Write out the listing beneath this instruction in its entirety, exactly as it reads.

• SOURCE MATERIAL
****
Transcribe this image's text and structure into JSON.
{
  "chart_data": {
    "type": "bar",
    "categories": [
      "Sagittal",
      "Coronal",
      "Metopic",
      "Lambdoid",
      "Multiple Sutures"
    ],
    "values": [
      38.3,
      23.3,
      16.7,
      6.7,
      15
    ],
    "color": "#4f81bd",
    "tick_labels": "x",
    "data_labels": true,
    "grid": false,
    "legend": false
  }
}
****
• TASK RESULT
Transcribe this image's text and structure into JSON.
{
  "chart_data": {
    "type": "bar",
    "categories": [
      "Sagittal",
      "Coronal",
      "Metopic",
      "Lambdoid",
      "Multiple Sutures"
    ],
    "values": [
      38.3,
      23.3,
      16.7,
      6.7,
      15
    ],
    "color": "#4f81bd",
    "tick_labels": "x",
    "data_labels": true,
    "grid": false,
    "legend": false
  }
}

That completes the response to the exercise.